REQUIREMENT - Retype the whole listing, please, keeping every line exact and dropping the pictures.

ENTRIES -
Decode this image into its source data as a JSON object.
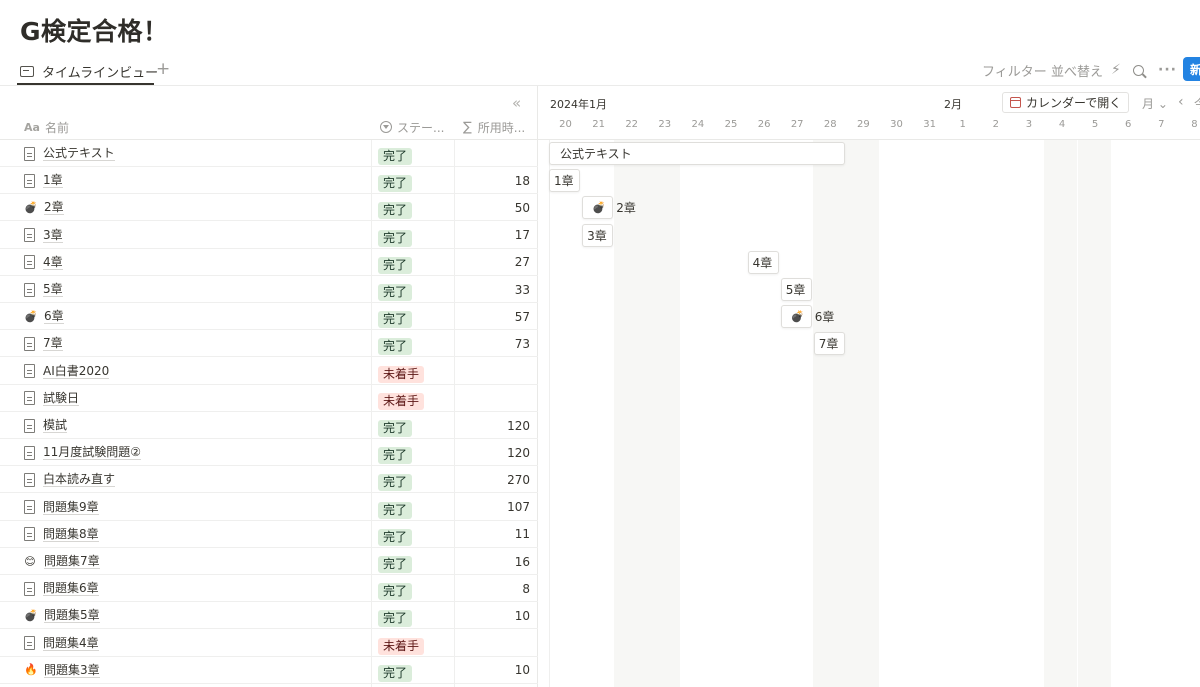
{
  "page": {
    "title": "G検定合格！"
  },
  "tabs": {
    "active_label": "タイムラインビュー",
    "add_label": "+"
  },
  "toolbar": {
    "filter": "フィルター",
    "sort": "並べ替え",
    "bolt_icon": "⚡",
    "more": "···",
    "new_label": "新"
  },
  "table": {
    "collapse_icon": "«",
    "headers": {
      "name_prefix": "Aa",
      "name": "名前",
      "status": "ステー...",
      "time_prefix": "∑",
      "time": "所用時..."
    },
    "rows": [
      {
        "icon": "doc-icon",
        "name": "公式テキスト",
        "status": "完了",
        "status_kind": "done",
        "time": ""
      },
      {
        "icon": "doc-icon",
        "name": "1章",
        "status": "完了",
        "status_kind": "done",
        "time": "18"
      },
      {
        "icon": "bomb-icon",
        "emoji": "💣",
        "name": "2章",
        "status": "完了",
        "status_kind": "done",
        "time": "50"
      },
      {
        "icon": "doc-icon",
        "name": "3章",
        "status": "完了",
        "status_kind": "done",
        "time": "17"
      },
      {
        "icon": "doc-icon",
        "name": "4章",
        "status": "完了",
        "status_kind": "done",
        "time": "27"
      },
      {
        "icon": "doc-icon",
        "name": "5章",
        "status": "完了",
        "status_kind": "done",
        "time": "33"
      },
      {
        "icon": "bomb-icon",
        "emoji": "💣",
        "name": "6章",
        "status": "完了",
        "status_kind": "done",
        "time": "57"
      },
      {
        "icon": "doc-icon",
        "name": "7章",
        "status": "完了",
        "status_kind": "done",
        "time": "73"
      },
      {
        "icon": "doc-icon",
        "name": "AI白書2020",
        "status": "未着手",
        "status_kind": "todo",
        "time": ""
      },
      {
        "icon": "doc-icon",
        "name": "試験日",
        "status": "未着手",
        "status_kind": "todo",
        "time": ""
      },
      {
        "icon": "doc-icon",
        "name": "模試",
        "status": "完了",
        "status_kind": "done",
        "time": "120"
      },
      {
        "icon": "doc-icon",
        "name": "11月度試験問題②",
        "status": "完了",
        "status_kind": "done",
        "time": "120"
      },
      {
        "icon": "doc-icon",
        "name": "白本読み直す",
        "status": "完了",
        "status_kind": "done",
        "time": "270"
      },
      {
        "icon": "doc-icon",
        "name": "問題集9章",
        "status": "完了",
        "status_kind": "done",
        "time": "107"
      },
      {
        "icon": "doc-icon",
        "name": "問題集8章",
        "status": "完了",
        "status_kind": "done",
        "time": "11"
      },
      {
        "icon": "smile-icon",
        "emoji": "😊",
        "name": "問題集7章",
        "status": "完了",
        "status_kind": "done",
        "time": "16"
      },
      {
        "icon": "doc-icon",
        "name": "問題集6章",
        "status": "完了",
        "status_kind": "done",
        "time": "8"
      },
      {
        "icon": "bomb-icon",
        "emoji": "💣",
        "name": "問題集5章",
        "status": "完了",
        "status_kind": "done",
        "time": "10"
      },
      {
        "icon": "doc-icon",
        "name": "問題集4章",
        "status": "未着手",
        "status_kind": "todo",
        "time": ""
      },
      {
        "icon": "fire-icon",
        "emoji": "🔥",
        "name": "問題集3章",
        "status": "完了",
        "status_kind": "done",
        "time": "10"
      }
    ]
  },
  "timeline": {
    "month_jan": "2024年1月",
    "month_feb": "2月",
    "open_calendar": "カレンダーで開く",
    "mode": "月 ⌄",
    "prev": "‹",
    "today": "今",
    "days": [
      "20",
      "21",
      "22",
      "23",
      "24",
      "25",
      "26",
      "27",
      "28",
      "29",
      "30",
      "31",
      "1",
      "2",
      "3",
      "4",
      "5",
      "6",
      "7",
      "8"
    ],
    "weekend_day_indexes": [
      1,
      7,
      14
    ],
    "bars": [
      {
        "row": 0,
        "start": 0,
        "end": 9,
        "label": "公式テキスト",
        "emoji": ""
      },
      {
        "row": 1,
        "start": 0,
        "end": 1,
        "label": "1章",
        "emoji": ""
      },
      {
        "row": 2,
        "start": 1,
        "end": 2,
        "label": "2章",
        "emoji": "💣"
      },
      {
        "row": 3,
        "start": 1,
        "end": 2,
        "label": "3章",
        "emoji": ""
      },
      {
        "row": 4,
        "start": 6,
        "end": 7,
        "label": "4章",
        "emoji": ""
      },
      {
        "row": 5,
        "start": 7,
        "end": 8,
        "label": "5章",
        "emoji": ""
      },
      {
        "row": 6,
        "start": 7,
        "end": 8,
        "label": "6章",
        "emoji": "💣"
      },
      {
        "row": 7,
        "start": 8,
        "end": 9,
        "label": "7章",
        "emoji": ""
      }
    ]
  }
}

WRITTEN ANSWER -
Decode this image into its source data as a JSON object.
{
  "page": {
    "title": "G検定合格！"
  },
  "tabs": {
    "active_label": "タイムラインビュー",
    "add_label": "+"
  },
  "toolbar": {
    "filter": "フィルター",
    "sort": "並べ替え",
    "bolt_icon": "⚡",
    "more": "···",
    "new_label": "新"
  },
  "table": {
    "collapse_icon": "«",
    "headers": {
      "name_prefix": "Aa",
      "name": "名前",
      "status": "ステー...",
      "time_prefix": "∑",
      "time": "所用時..."
    },
    "rows": [
      {
        "icon": "doc-icon",
        "name": "公式テキスト",
        "status": "完了",
        "status_kind": "done",
        "time": ""
      },
      {
        "icon": "doc-icon",
        "name": "1章",
        "status": "完了",
        "status_kind": "done",
        "time": "18"
      },
      {
        "icon": "bomb-icon",
        "emoji": "💣",
        "name": "2章",
        "status": "完了",
        "status_kind": "done",
        "time": "50"
      },
      {
        "icon": "doc-icon",
        "name": "3章",
        "status": "完了",
        "status_kind": "done",
        "time": "17"
      },
      {
        "icon": "doc-icon",
        "name": "4章",
        "status": "完了",
        "status_kind": "done",
        "time": "27"
      },
      {
        "icon": "doc-icon",
        "name": "5章",
        "status": "完了",
        "status_kind": "done",
        "time": "33"
      },
      {
        "icon": "bomb-icon",
        "emoji": "💣",
        "name": "6章",
        "status": "完了",
        "status_kind": "done",
        "time": "57"
      },
      {
        "icon": "doc-icon",
        "name": "7章",
        "status": "完了",
        "status_kind": "done",
        "time": "73"
      },
      {
        "icon": "doc-icon",
        "name": "AI白書2020",
        "status": "未着手",
        "status_kind": "todo",
        "time": ""
      },
      {
        "icon": "doc-icon",
        "name": "試験日",
        "status": "未着手",
        "status_kind": "todo",
        "time": ""
      },
      {
        "icon": "doc-icon",
        "name": "模試",
        "status": "完了",
        "status_kind": "done",
        "time": "120"
      },
      {
        "icon": "doc-icon",
        "name": "11月度試験問題②",
        "status": "完了",
        "status_kind": "done",
        "time": "120"
      },
      {
        "icon": "doc-icon",
        "name": "白本読み直す",
        "status": "完了",
        "status_kind": "done",
        "time": "270"
      },
      {
        "icon": "doc-icon",
        "name": "問題集9章",
        "status": "完了",
        "status_kind": "done",
        "time": "107"
      },
      {
        "icon": "doc-icon",
        "name": "問題集8章",
        "status": "完了",
        "status_kind": "done",
        "time": "11"
      },
      {
        "icon": "smile-icon",
        "emoji": "😊",
        "name": "問題集7章",
        "status": "完了",
        "status_kind": "done",
        "time": "16"
      },
      {
        "icon": "doc-icon",
        "name": "問題集6章",
        "status": "完了",
        "status_kind": "done",
        "time": "8"
      },
      {
        "icon": "bomb-icon",
        "emoji": "💣",
        "name": "問題集5章",
        "status": "完了",
        "status_kind": "done",
        "time": "10"
      },
      {
        "icon": "doc-icon",
        "name": "問題集4章",
        "status": "未着手",
        "status_kind": "todo",
        "time": ""
      },
      {
        "icon": "fire-icon",
        "emoji": "🔥",
        "name": "問題集3章",
        "status": "完了",
        "status_kind": "done",
        "time": "10"
      }
    ]
  },
  "timeline": {
    "month_jan": "2024年1月",
    "month_feb": "2月",
    "open_calendar": "カレンダーで開く",
    "mode": "月 ⌄",
    "prev": "‹",
    "today": "今",
    "days": [
      "20",
      "21",
      "22",
      "23",
      "24",
      "25",
      "26",
      "27",
      "28",
      "29",
      "30",
      "31",
      "1",
      "2",
      "3",
      "4",
      "5",
      "6",
      "7",
      "8"
    ],
    "weekend_day_indexes": [
      1,
      7,
      14
    ],
    "bars": [
      {
        "row": 0,
        "start": 0,
        "end": 9,
        "label": "公式テキスト",
        "emoji": ""
      },
      {
        "row": 1,
        "start": 0,
        "end": 1,
        "label": "1章",
        "emoji": ""
      },
      {
        "row": 2,
        "start": 1,
        "end": 2,
        "label": "2章",
        "emoji": "💣"
      },
      {
        "row": 3,
        "start": 1,
        "end": 2,
        "label": "3章",
        "emoji": ""
      },
      {
        "row": 4,
        "start": 6,
        "end": 7,
        "label": "4章",
        "emoji": ""
      },
      {
        "row": 5,
        "start": 7,
        "end": 8,
        "label": "5章",
        "emoji": ""
      },
      {
        "row": 6,
        "start": 7,
        "end": 8,
        "label": "6章",
        "emoji": "💣"
      },
      {
        "row": 7,
        "start": 8,
        "end": 9,
        "label": "7章",
        "emoji": ""
      }
    ]
  }
}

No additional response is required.